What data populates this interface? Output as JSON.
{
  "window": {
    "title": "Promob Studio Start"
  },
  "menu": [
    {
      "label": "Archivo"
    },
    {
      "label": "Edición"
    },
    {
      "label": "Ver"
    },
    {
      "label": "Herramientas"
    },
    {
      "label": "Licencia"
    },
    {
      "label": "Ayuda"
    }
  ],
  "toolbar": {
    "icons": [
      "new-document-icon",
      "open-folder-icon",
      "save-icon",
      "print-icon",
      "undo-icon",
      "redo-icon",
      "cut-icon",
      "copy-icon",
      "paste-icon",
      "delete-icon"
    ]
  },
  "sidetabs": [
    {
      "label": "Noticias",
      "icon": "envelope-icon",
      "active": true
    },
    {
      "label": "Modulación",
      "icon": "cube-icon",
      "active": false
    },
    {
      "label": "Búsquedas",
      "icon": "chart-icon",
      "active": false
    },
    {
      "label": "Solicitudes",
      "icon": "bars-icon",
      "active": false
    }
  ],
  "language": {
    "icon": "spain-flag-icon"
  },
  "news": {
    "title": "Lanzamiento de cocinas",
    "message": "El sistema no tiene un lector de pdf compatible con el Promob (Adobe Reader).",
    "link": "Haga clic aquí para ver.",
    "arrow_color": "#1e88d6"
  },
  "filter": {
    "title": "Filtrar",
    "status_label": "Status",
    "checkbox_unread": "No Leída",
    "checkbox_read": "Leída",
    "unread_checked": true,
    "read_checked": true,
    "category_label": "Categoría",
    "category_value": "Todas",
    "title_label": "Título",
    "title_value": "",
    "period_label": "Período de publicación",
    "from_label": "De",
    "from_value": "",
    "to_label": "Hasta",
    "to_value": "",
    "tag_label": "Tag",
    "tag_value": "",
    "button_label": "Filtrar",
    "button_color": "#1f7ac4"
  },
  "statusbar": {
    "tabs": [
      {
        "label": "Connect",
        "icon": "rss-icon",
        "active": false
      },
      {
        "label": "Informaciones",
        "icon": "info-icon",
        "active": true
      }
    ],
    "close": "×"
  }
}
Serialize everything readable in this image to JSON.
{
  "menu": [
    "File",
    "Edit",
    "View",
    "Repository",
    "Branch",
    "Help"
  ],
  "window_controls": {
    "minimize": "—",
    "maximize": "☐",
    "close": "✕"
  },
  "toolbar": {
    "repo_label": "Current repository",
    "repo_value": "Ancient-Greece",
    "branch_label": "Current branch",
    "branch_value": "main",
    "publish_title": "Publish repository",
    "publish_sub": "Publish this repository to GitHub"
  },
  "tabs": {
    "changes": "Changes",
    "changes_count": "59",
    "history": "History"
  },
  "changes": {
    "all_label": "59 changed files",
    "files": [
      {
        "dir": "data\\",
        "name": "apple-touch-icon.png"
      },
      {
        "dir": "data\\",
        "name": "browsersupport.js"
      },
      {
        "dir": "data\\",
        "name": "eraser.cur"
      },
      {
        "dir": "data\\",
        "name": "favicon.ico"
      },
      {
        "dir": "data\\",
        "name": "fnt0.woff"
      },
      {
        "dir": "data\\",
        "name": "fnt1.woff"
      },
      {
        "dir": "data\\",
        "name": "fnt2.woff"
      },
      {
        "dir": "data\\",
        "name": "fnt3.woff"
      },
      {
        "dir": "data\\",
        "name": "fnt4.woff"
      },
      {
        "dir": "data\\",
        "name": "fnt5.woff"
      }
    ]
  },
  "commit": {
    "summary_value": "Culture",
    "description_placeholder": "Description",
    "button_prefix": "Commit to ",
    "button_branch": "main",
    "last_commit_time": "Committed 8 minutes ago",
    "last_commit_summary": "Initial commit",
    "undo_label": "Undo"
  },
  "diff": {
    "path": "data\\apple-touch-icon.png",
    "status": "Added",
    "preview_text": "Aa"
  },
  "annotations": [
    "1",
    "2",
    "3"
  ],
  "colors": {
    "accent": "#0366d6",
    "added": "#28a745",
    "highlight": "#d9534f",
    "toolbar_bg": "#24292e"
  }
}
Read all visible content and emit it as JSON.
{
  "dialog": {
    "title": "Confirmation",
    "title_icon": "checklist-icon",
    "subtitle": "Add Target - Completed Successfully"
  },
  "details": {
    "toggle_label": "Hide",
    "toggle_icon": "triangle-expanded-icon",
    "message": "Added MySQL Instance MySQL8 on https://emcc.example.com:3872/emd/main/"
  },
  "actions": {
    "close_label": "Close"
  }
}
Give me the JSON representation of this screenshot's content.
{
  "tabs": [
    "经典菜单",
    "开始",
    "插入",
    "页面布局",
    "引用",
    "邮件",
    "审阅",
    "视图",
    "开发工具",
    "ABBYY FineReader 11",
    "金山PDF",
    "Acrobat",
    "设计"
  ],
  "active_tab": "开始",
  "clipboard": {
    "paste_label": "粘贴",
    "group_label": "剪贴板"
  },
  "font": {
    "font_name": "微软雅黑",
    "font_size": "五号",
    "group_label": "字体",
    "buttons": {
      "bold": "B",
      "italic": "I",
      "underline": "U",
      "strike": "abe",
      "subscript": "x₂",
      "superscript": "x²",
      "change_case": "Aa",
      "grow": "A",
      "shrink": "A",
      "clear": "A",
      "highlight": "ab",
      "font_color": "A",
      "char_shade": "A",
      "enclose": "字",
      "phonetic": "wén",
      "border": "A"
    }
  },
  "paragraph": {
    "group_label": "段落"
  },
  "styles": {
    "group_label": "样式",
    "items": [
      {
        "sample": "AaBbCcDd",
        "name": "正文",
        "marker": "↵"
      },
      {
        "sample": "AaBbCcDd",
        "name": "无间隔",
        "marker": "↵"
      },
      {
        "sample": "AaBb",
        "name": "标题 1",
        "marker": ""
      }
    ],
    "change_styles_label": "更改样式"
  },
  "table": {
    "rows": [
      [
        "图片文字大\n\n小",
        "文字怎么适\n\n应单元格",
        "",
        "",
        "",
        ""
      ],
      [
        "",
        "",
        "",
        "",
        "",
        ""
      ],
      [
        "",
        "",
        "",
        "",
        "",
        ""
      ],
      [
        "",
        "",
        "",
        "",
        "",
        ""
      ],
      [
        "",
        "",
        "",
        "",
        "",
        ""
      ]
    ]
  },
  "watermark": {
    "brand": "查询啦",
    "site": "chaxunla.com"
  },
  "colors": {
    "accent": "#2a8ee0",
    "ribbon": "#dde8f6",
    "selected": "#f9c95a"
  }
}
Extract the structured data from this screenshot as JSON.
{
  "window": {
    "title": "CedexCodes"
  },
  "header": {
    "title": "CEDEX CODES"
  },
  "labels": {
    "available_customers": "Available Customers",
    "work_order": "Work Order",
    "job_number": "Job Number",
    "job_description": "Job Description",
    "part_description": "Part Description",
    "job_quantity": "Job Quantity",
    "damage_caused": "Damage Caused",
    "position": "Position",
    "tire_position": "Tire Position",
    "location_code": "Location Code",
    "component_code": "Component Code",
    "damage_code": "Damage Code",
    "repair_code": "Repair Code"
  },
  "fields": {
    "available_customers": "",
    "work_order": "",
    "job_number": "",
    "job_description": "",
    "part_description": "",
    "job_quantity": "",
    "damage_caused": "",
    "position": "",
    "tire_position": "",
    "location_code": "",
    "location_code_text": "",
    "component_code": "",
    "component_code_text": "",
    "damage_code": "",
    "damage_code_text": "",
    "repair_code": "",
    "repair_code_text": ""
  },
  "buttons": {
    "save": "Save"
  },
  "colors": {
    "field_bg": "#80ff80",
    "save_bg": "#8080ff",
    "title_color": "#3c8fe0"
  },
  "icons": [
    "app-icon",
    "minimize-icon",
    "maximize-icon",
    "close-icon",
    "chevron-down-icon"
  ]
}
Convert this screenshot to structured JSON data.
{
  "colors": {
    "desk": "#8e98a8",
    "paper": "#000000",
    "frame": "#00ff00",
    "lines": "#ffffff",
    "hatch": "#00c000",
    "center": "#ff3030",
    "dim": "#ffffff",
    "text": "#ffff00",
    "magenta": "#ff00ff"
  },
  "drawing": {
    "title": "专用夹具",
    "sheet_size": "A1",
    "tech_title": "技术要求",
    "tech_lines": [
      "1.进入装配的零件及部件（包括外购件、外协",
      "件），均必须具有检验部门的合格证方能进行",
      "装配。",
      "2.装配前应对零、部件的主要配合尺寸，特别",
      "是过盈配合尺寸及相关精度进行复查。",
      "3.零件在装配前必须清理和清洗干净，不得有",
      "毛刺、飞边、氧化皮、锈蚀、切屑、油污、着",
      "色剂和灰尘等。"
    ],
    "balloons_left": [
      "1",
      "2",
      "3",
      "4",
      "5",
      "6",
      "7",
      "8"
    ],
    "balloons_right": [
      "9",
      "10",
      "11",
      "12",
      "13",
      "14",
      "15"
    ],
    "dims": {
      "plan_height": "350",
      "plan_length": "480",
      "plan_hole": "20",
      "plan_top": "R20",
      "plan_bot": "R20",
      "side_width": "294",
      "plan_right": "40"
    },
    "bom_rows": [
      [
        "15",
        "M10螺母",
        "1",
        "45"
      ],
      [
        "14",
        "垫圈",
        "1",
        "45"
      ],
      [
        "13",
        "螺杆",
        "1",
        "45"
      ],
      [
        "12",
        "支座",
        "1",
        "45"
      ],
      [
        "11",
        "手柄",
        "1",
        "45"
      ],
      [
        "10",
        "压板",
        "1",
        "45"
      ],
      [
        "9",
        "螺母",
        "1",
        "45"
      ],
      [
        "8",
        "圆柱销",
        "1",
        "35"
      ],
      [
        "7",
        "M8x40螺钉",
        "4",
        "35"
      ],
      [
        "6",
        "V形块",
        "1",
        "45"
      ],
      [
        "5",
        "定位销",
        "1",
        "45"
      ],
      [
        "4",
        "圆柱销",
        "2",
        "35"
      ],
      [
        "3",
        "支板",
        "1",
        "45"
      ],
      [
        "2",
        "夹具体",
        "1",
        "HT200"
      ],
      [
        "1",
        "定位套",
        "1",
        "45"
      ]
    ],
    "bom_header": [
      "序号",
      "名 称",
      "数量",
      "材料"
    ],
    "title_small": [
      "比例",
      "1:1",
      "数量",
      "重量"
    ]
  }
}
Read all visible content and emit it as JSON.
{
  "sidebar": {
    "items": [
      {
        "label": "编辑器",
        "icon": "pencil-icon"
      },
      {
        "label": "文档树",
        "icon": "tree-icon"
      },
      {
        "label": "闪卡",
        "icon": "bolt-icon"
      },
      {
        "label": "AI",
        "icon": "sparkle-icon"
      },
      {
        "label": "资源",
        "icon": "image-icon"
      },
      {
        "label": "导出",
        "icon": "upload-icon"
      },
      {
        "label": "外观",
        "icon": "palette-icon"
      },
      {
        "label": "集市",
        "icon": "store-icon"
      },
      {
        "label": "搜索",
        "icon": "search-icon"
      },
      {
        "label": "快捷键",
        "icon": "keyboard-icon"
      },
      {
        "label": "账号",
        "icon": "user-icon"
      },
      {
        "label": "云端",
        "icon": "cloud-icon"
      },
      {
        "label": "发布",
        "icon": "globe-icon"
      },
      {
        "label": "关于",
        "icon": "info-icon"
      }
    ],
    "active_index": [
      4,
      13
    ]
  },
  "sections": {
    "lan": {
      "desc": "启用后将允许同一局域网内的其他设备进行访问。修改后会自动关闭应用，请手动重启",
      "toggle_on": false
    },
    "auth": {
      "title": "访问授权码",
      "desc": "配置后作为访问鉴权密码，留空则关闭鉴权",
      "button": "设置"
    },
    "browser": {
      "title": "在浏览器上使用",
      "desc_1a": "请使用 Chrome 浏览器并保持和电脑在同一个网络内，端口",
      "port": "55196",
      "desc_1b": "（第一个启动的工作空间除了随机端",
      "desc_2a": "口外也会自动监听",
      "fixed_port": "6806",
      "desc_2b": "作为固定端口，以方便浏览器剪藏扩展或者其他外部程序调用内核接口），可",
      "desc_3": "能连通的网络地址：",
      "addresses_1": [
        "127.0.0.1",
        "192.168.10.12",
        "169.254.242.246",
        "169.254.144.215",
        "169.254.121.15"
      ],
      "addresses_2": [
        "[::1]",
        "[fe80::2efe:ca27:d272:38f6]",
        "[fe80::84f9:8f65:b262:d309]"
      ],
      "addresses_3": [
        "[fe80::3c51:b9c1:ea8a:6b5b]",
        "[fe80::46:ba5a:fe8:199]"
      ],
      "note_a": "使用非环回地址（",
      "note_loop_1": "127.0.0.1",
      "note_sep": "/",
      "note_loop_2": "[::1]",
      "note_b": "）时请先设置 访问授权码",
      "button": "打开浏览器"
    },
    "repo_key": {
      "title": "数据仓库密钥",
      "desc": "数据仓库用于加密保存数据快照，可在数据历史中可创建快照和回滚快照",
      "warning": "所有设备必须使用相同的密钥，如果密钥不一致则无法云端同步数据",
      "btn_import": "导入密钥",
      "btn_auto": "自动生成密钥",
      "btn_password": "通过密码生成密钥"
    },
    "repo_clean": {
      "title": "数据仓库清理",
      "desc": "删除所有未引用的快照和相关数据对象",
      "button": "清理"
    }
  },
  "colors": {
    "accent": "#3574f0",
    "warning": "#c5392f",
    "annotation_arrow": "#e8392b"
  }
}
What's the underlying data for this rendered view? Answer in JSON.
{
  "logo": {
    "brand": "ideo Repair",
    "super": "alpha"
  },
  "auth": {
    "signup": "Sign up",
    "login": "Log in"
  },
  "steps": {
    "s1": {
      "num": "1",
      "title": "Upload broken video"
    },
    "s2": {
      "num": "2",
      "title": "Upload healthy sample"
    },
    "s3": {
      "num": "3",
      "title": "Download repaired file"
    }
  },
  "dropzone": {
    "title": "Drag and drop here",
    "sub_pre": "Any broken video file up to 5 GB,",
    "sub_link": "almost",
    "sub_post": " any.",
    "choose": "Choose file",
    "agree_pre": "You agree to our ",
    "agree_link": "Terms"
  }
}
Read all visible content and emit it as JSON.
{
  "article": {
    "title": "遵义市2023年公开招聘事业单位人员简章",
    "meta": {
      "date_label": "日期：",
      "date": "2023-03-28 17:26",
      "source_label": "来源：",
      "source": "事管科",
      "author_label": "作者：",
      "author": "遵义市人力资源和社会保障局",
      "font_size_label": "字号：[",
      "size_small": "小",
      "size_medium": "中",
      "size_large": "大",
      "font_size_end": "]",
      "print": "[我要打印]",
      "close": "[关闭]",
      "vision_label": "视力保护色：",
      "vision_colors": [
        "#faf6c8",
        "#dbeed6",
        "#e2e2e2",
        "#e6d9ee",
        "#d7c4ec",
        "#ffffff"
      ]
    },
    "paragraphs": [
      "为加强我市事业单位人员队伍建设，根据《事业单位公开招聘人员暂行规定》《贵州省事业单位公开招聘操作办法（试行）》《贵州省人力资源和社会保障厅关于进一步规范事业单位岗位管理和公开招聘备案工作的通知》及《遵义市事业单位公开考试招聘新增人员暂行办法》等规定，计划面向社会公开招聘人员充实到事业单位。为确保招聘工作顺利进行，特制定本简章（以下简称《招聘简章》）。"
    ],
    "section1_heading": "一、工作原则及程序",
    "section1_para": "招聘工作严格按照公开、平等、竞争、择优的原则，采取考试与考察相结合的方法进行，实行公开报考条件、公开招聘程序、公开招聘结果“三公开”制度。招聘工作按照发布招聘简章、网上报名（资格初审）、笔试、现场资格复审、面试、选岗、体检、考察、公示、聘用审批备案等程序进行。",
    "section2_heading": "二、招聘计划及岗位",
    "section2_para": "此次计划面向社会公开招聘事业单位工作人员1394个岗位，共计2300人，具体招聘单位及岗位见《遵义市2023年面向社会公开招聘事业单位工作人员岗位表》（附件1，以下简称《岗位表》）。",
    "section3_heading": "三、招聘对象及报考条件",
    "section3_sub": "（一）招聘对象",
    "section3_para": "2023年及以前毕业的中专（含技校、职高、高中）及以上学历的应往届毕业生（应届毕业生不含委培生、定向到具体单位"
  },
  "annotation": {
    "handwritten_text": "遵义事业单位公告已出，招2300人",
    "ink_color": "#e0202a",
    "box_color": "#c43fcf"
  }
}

####################

Exercise goal: Filter the listing above for the string "Promob" and copy every matching line.

Solution to the problem:
    "title": "Promob Studio Start"
    "message": "El sistema no tiene un lector de pdf compatible con el Promob (Adobe Reader).",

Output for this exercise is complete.